## WHAT IS NEEDED
Without the pictures, return each record as it appears.

═══ SUPPLIED RECORDS ═══

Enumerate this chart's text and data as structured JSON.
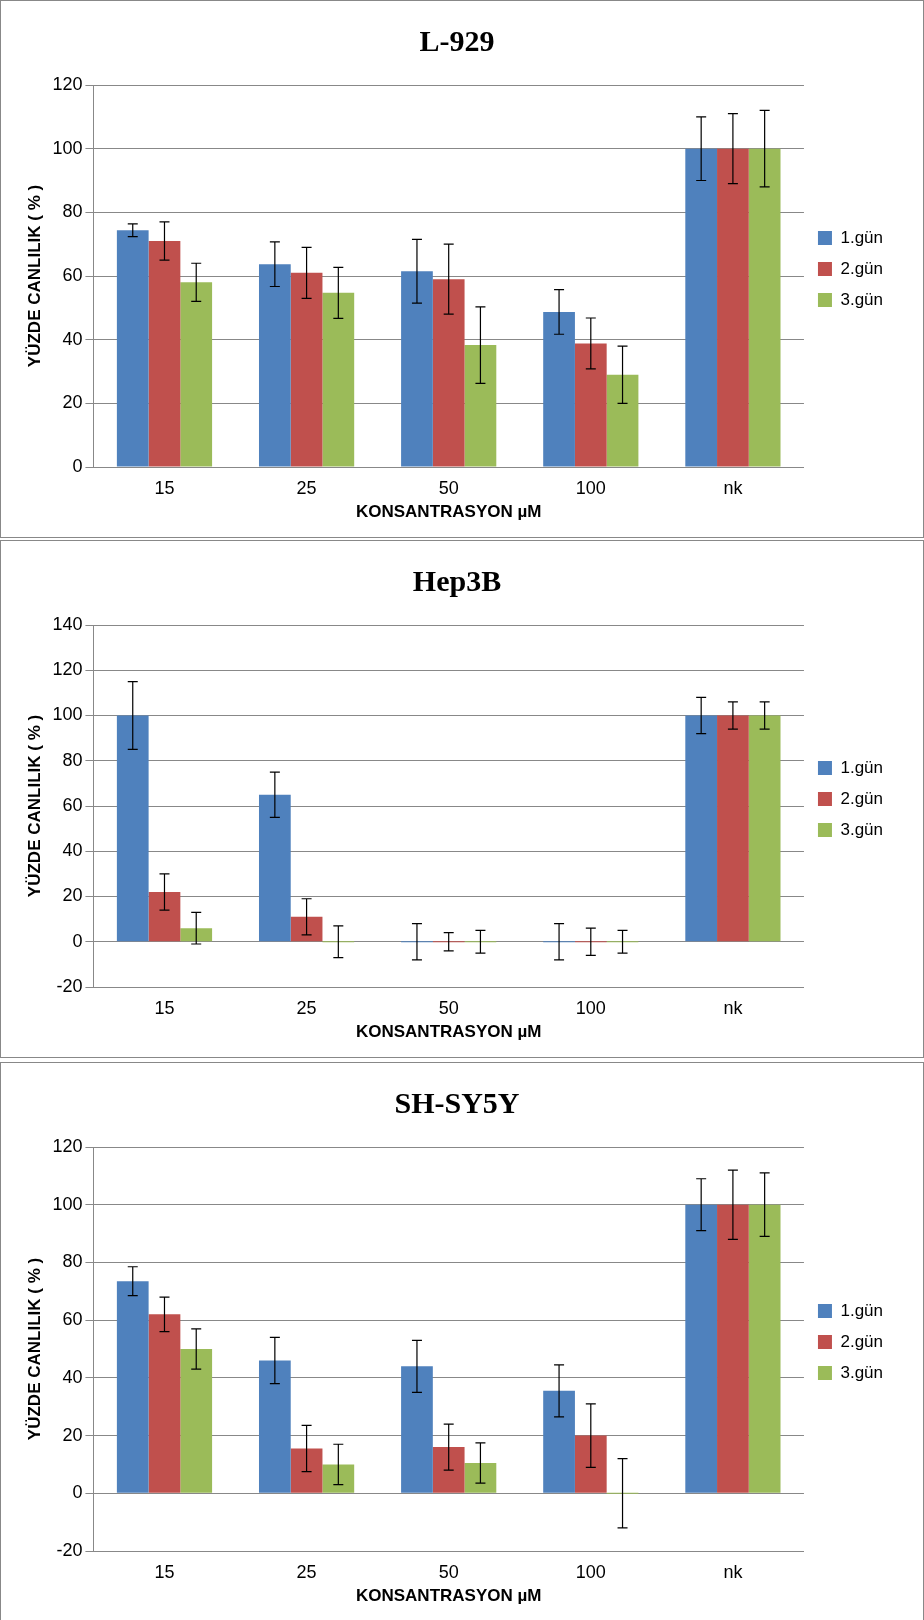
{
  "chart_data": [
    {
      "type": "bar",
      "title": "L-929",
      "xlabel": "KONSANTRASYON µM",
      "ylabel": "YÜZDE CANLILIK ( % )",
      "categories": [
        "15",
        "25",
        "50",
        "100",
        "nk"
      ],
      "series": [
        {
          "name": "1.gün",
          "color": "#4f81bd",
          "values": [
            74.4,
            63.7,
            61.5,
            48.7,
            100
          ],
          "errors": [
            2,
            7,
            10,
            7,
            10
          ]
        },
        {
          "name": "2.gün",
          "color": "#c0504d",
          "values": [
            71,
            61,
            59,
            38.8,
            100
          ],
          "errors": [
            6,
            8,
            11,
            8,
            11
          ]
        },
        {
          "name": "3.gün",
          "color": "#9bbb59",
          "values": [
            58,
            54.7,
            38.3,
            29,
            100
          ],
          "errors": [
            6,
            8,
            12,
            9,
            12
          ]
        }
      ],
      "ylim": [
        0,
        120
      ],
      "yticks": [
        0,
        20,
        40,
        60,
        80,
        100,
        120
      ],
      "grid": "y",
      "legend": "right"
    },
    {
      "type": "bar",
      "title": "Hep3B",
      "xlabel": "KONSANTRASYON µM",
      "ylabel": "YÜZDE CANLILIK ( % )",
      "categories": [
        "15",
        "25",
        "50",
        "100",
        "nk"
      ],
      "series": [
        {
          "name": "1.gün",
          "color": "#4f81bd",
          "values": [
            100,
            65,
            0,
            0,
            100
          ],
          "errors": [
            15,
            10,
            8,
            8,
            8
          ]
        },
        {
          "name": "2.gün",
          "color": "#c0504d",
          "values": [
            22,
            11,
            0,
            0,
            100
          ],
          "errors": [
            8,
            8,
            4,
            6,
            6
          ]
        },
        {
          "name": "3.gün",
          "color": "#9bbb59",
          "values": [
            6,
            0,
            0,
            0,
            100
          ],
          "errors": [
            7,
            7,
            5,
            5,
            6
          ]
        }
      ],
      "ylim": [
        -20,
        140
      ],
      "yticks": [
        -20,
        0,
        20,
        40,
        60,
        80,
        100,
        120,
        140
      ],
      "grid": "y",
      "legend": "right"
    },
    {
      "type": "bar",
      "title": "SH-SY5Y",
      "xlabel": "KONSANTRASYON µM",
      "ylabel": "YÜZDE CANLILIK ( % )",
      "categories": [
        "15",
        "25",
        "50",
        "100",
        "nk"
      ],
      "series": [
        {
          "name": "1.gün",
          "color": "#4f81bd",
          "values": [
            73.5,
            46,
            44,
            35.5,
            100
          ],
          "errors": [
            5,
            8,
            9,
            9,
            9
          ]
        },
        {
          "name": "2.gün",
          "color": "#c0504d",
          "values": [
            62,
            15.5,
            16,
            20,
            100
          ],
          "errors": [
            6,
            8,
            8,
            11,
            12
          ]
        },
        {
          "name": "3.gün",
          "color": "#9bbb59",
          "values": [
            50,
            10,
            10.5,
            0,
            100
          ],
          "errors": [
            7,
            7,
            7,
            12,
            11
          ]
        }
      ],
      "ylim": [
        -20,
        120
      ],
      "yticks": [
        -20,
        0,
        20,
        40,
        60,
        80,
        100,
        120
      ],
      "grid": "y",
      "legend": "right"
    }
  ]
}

═══

## REPLY TO THE EXERCISE
Enumerate this chart's text and data as structured JSON.
{
  "chart_data": [
    {
      "type": "bar",
      "title": "L-929",
      "xlabel": "KONSANTRASYON µM",
      "ylabel": "YÜZDE CANLILIK ( % )",
      "categories": [
        "15",
        "25",
        "50",
        "100",
        "nk"
      ],
      "series": [
        {
          "name": "1.gün",
          "color": "#4f81bd",
          "values": [
            74.4,
            63.7,
            61.5,
            48.7,
            100
          ],
          "errors": [
            2,
            7,
            10,
            7,
            10
          ]
        },
        {
          "name": "2.gün",
          "color": "#c0504d",
          "values": [
            71,
            61,
            59,
            38.8,
            100
          ],
          "errors": [
            6,
            8,
            11,
            8,
            11
          ]
        },
        {
          "name": "3.gün",
          "color": "#9bbb59",
          "values": [
            58,
            54.7,
            38.3,
            29,
            100
          ],
          "errors": [
            6,
            8,
            12,
            9,
            12
          ]
        }
      ],
      "ylim": [
        0,
        120
      ],
      "yticks": [
        0,
        20,
        40,
        60,
        80,
        100,
        120
      ],
      "grid": "y",
      "legend": "right"
    },
    {
      "type": "bar",
      "title": "Hep3B",
      "xlabel": "KONSANTRASYON µM",
      "ylabel": "YÜZDE CANLILIK ( % )",
      "categories": [
        "15",
        "25",
        "50",
        "100",
        "nk"
      ],
      "series": [
        {
          "name": "1.gün",
          "color": "#4f81bd",
          "values": [
            100,
            65,
            0,
            0,
            100
          ],
          "errors": [
            15,
            10,
            8,
            8,
            8
          ]
        },
        {
          "name": "2.gün",
          "color": "#c0504d",
          "values": [
            22,
            11,
            0,
            0,
            100
          ],
          "errors": [
            8,
            8,
            4,
            6,
            6
          ]
        },
        {
          "name": "3.gün",
          "color": "#9bbb59",
          "values": [
            6,
            0,
            0,
            0,
            100
          ],
          "errors": [
            7,
            7,
            5,
            5,
            6
          ]
        }
      ],
      "ylim": [
        -20,
        140
      ],
      "yticks": [
        -20,
        0,
        20,
        40,
        60,
        80,
        100,
        120,
        140
      ],
      "grid": "y",
      "legend": "right"
    },
    {
      "type": "bar",
      "title": "SH-SY5Y",
      "xlabel": "KONSANTRASYON µM",
      "ylabel": "YÜZDE CANLILIK ( % )",
      "categories": [
        "15",
        "25",
        "50",
        "100",
        "nk"
      ],
      "series": [
        {
          "name": "1.gün",
          "color": "#4f81bd",
          "values": [
            73.5,
            46,
            44,
            35.5,
            100
          ],
          "errors": [
            5,
            8,
            9,
            9,
            9
          ]
        },
        {
          "name": "2.gün",
          "color": "#c0504d",
          "values": [
            62,
            15.5,
            16,
            20,
            100
          ],
          "errors": [
            6,
            8,
            8,
            11,
            12
          ]
        },
        {
          "name": "3.gün",
          "color": "#9bbb59",
          "values": [
            50,
            10,
            10.5,
            0,
            100
          ],
          "errors": [
            7,
            7,
            7,
            12,
            11
          ]
        }
      ],
      "ylim": [
        -20,
        120
      ],
      "yticks": [
        -20,
        0,
        20,
        40,
        60,
        80,
        100,
        120
      ],
      "grid": "y",
      "legend": "right"
    }
  ]
}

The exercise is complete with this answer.